# [EXERCISE GOAL]
Quote the records beneath, complete and exact. Leave out images.

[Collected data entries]
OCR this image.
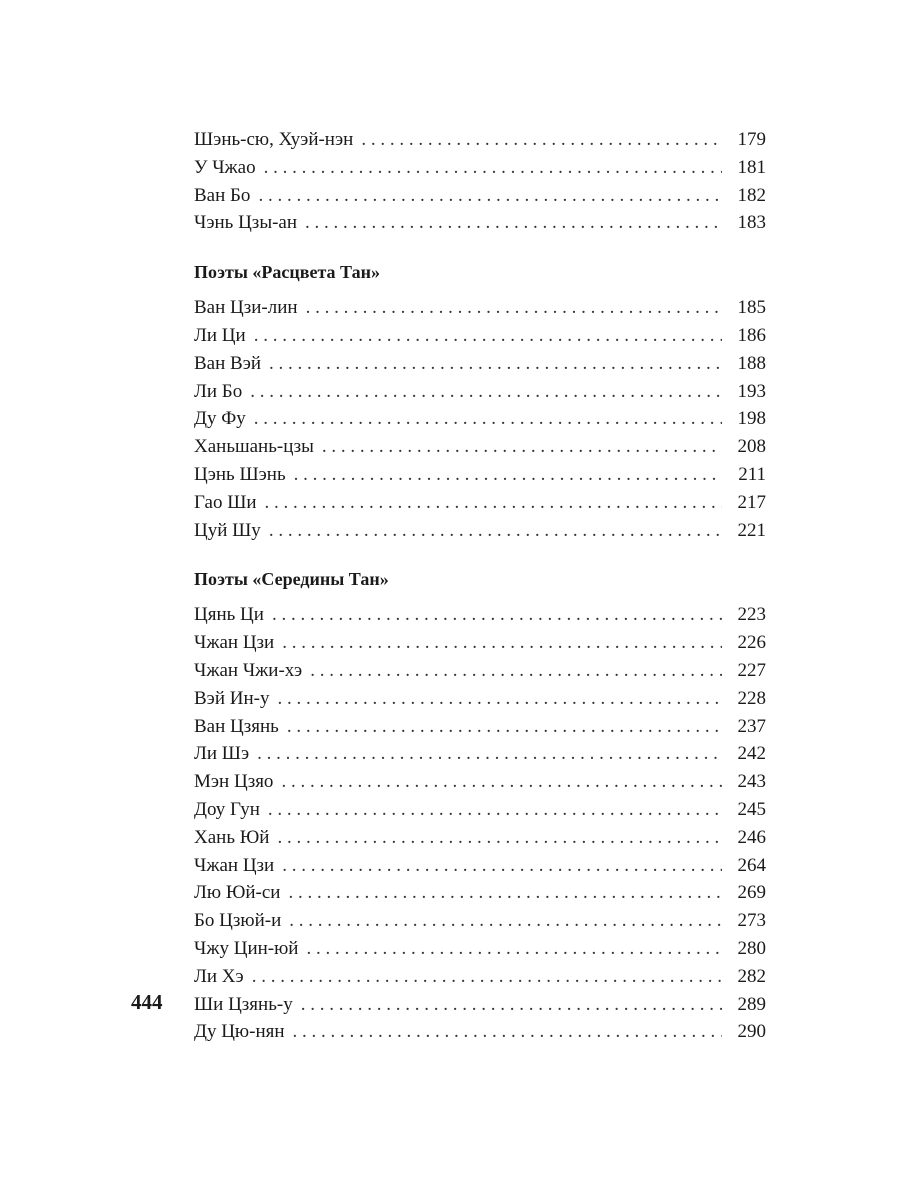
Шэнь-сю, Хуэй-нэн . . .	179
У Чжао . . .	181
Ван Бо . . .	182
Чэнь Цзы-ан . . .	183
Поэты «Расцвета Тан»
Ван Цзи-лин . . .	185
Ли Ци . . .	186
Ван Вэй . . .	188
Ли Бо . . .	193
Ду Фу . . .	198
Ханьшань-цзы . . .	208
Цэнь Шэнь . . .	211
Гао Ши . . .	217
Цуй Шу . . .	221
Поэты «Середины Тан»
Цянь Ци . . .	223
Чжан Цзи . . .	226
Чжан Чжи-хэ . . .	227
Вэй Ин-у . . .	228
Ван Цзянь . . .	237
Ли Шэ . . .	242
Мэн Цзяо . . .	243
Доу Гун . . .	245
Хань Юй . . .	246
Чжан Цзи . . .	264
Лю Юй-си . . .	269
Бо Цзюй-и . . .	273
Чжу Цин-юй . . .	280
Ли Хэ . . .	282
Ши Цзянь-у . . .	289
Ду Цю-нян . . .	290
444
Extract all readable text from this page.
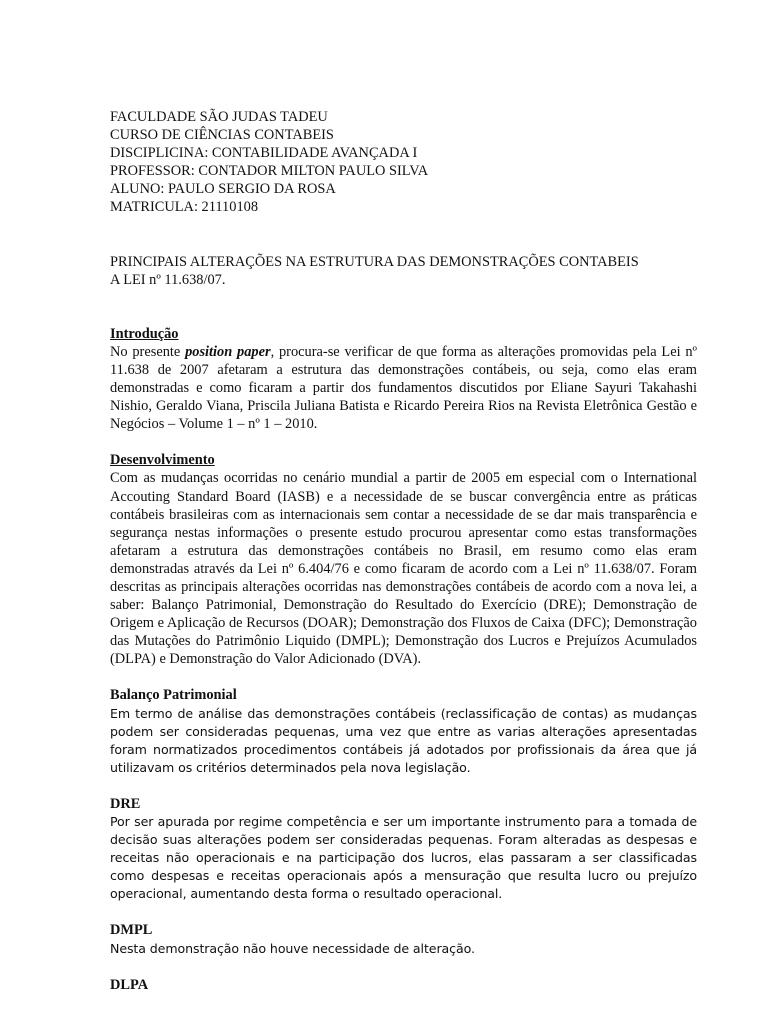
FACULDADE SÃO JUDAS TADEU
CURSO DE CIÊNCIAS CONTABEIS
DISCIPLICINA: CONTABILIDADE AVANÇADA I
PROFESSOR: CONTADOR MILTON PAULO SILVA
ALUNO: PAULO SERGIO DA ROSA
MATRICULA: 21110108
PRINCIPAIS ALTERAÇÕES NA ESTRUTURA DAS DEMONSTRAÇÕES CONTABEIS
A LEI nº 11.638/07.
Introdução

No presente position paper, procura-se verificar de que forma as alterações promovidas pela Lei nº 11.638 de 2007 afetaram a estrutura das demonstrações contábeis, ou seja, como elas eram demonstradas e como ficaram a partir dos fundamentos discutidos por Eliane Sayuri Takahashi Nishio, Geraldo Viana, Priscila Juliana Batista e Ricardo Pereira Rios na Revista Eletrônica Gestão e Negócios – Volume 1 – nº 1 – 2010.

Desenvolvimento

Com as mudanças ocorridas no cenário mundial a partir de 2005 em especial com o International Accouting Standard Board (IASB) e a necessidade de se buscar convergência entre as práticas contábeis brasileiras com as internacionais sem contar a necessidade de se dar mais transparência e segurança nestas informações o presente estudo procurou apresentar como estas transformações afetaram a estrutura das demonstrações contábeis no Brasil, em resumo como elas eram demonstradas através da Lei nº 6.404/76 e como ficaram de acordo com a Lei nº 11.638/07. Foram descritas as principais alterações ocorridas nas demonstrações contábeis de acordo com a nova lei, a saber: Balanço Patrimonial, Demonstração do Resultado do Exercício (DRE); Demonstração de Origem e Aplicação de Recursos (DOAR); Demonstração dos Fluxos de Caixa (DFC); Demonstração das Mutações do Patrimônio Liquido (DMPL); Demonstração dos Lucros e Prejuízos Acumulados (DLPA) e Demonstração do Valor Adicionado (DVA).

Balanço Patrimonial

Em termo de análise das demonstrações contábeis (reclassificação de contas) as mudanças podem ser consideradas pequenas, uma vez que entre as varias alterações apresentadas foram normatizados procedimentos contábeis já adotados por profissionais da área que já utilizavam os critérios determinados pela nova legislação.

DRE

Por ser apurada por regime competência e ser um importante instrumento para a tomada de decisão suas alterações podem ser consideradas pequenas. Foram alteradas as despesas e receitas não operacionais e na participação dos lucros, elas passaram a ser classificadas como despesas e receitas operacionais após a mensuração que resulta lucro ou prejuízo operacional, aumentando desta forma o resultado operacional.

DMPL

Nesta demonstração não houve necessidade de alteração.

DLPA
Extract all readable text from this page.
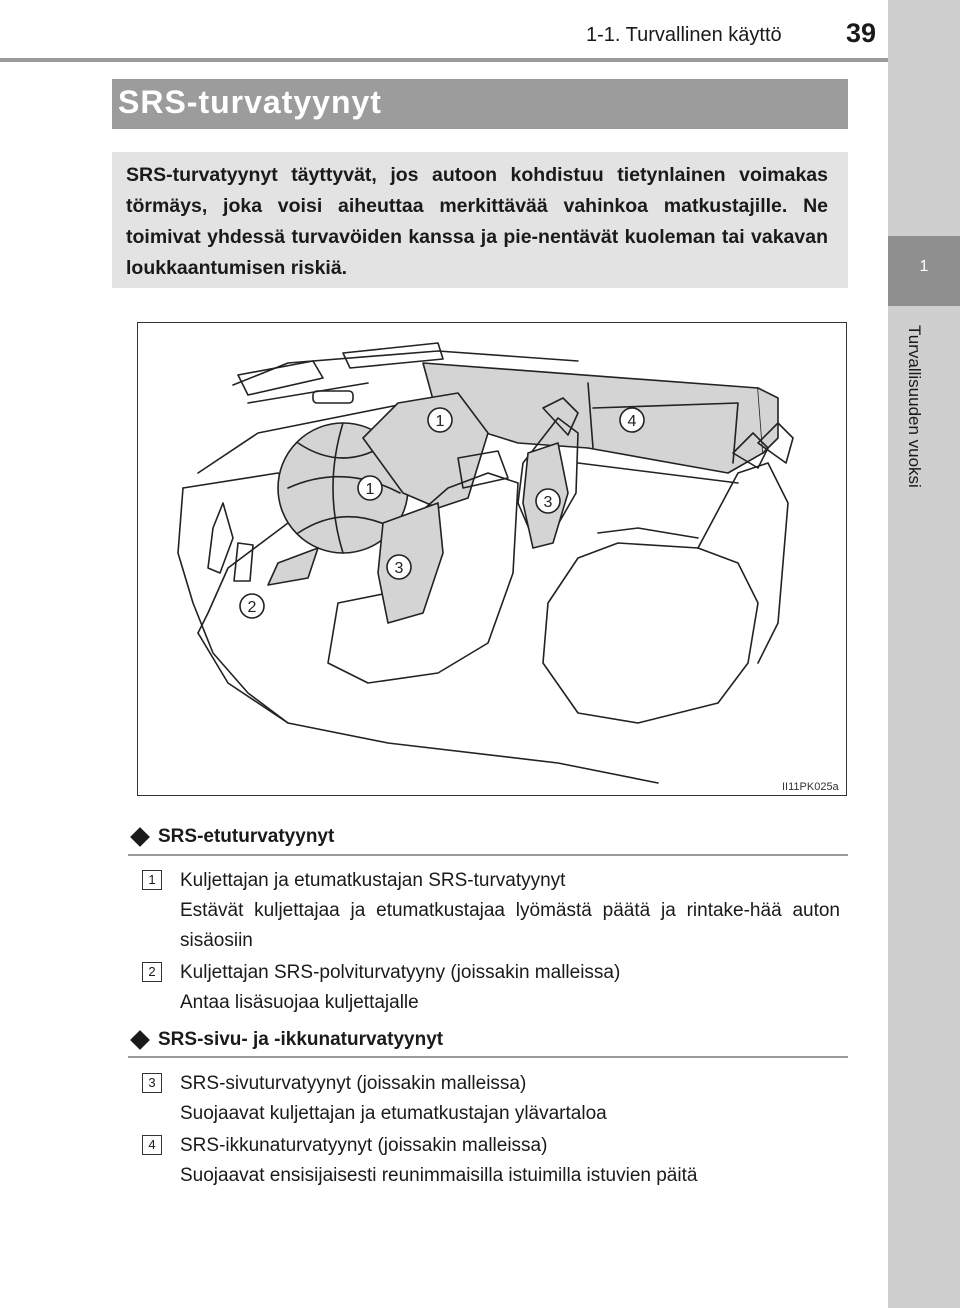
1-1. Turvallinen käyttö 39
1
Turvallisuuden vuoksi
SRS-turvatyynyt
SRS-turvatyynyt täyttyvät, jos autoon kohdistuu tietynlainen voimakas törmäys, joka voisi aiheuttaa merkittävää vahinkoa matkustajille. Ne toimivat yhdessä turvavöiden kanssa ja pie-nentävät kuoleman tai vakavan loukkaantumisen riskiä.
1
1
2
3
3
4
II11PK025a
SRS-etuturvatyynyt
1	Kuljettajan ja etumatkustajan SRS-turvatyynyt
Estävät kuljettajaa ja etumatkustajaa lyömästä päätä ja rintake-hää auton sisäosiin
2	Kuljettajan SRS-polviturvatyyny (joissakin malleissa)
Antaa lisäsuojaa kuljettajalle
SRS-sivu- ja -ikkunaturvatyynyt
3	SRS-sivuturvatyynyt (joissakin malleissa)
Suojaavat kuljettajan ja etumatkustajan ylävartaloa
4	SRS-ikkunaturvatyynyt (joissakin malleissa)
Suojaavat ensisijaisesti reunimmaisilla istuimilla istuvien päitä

# [TASK ANSWER]
OCR this image.
Шэнь-сю, Хуэй-нэн . . .	179
У Чжао . . .	181
Ван Бо . . .	182
Чэнь Цзы-ан . . .	183
Поэты «Расцвета Тан»
Ван Цзи-лин . . .	185
Ли Ци . . .	186
Ван Вэй . . .	188
Ли Бо . . .	193
Ду Фу . . .	198
Ханьшань-цзы . . .	208
Цэнь Шэнь . . .	211
Гао Ши . . .	217
Цуй Шу . . .	221
Поэты «Середины Тан»
Цянь Ци . . .	223
Чжан Цзи . . .	226
Чжан Чжи-хэ . . .	227
Вэй Ин-у . . .	228
Ван Цзянь . . .	237
Ли Шэ . . .	242
Мэн Цзяо . . .	243
Доу Гун . . .	245
Хань Юй . . .	246
Чжан Цзи . . .	264
Лю Юй-си . . .	269
Бо Цзюй-и . . .	273
Чжу Цин-юй . . .	280
Ли Хэ . . .	282
Ши Цзянь-у . . .	289
Ду Цю-нян . . .	290
444
Extract all readable text from this page.
FACULDADE SÃO JUDAS TADEU
CURSO DE CIÊNCIAS CONTABEIS
DISCIPLICINA: CONTABILIDADE AVANÇADA I
PROFESSOR: CONTADOR MILTON PAULO SILVA
ALUNO: PAULO SERGIO DA ROSA
MATRICULA: 21110108
PRINCIPAIS ALTERAÇÕES NA ESTRUTURA DAS DEMONSTRAÇÕES CONTABEIS
A LEI nº 11.638/07.
Introdução

No presente position paper, procura-se verificar de que forma as alterações promovidas pela Lei nº 11.638 de 2007 afetaram a estrutura das demonstrações contábeis, ou seja, como elas eram demonstradas e como ficaram a partir dos fundamentos discutidos por Eliane Sayuri Takahashi Nishio, Geraldo Viana, Priscila Juliana Batista e Ricardo Pereira Rios na Revista Eletrônica Gestão e Negócios – Volume 1 – nº 1 – 2010.

Desenvolvimento

Com as mudanças ocorridas no cenário mundial a partir de 2005 em especial com o International Accouting Standard Board (IASB) e a necessidade de se buscar convergência entre as práticas contábeis brasileiras com as internacionais sem contar a necessidade de se dar mais transparência e segurança nestas informações o presente estudo procurou apresentar como estas transformações afetaram a estrutura das demonstrações contábeis no Brasil, em resumo como elas eram demonstradas através da Lei nº 6.404/76 e como ficaram de acordo com a Lei nº 11.638/07. Foram descritas as principais alterações ocorridas nas demonstrações contábeis de acordo com a nova lei, a saber: Balanço Patrimonial, Demonstração do Resultado do Exercício (DRE); Demonstração de Origem e Aplicação de Recursos (DOAR); Demonstração dos Fluxos de Caixa (DFC); Demonstração das Mutações do Patrimônio Liquido (DMPL); Demonstração dos Lucros e Prejuízos Acumulados (DLPA) e Demonstração do Valor Adicionado (DVA).

Balanço Patrimonial

Em termo de análise das demonstrações contábeis (reclassificação de contas) as mudanças podem ser consideradas pequenas, uma vez que entre as varias alterações apresentadas foram normatizados procedimentos contábeis já adotados por profissionais da área que já utilizavam os critérios determinados pela nova legislação.

DRE

Por ser apurada por regime competência e ser um importante instrumento para a tomada de decisão suas alterações podem ser consideradas pequenas. Foram alteradas as despesas e receitas não operacionais e na participação dos lucros, elas passaram a ser classificadas como despesas e receitas operacionais após a mensuração que resulta lucro ou prejuízo operacional, aumentando desta forma o resultado operacional.

DMPL

Nesta demonstração não houve necessidade de alteração.

DLPA
Extract all readable text from this page.
1-1. Turvallinen käyttö 39
1
Turvallisuuden vuoksi
SRS-turvatyynyt
SRS-turvatyynyt täyttyvät, jos autoon kohdistuu tietynlainen voimakas törmäys, joka voisi aiheuttaa merkittävää vahinkoa matkustajille. Ne toimivat yhdessä turvavöiden kanssa ja pie-nentävät kuoleman tai vakavan loukkaantumisen riskiä.
1
1
2
3
3
4
II11PK025a
SRS-etuturvatyynyt
1	Kuljettajan ja etumatkustajan SRS-turvatyynyt
Estävät kuljettajaa ja etumatkustajaa lyömästä päätä ja rintake-hää auton sisäosiin
2	Kuljettajan SRS-polviturvatyyny (joissakin malleissa)
Antaa lisäsuojaa kuljettajalle
SRS-sivu- ja -ikkunaturvatyynyt
3	SRS-sivuturvatyynyt (joissakin malleissa)
Suojaavat kuljettajan ja etumatkustajan ylävartaloa
4	SRS-ikkunaturvatyynyt (joissakin malleissa)
Suojaavat ensisijaisesti reunimmaisilla istuimilla istuvien päitä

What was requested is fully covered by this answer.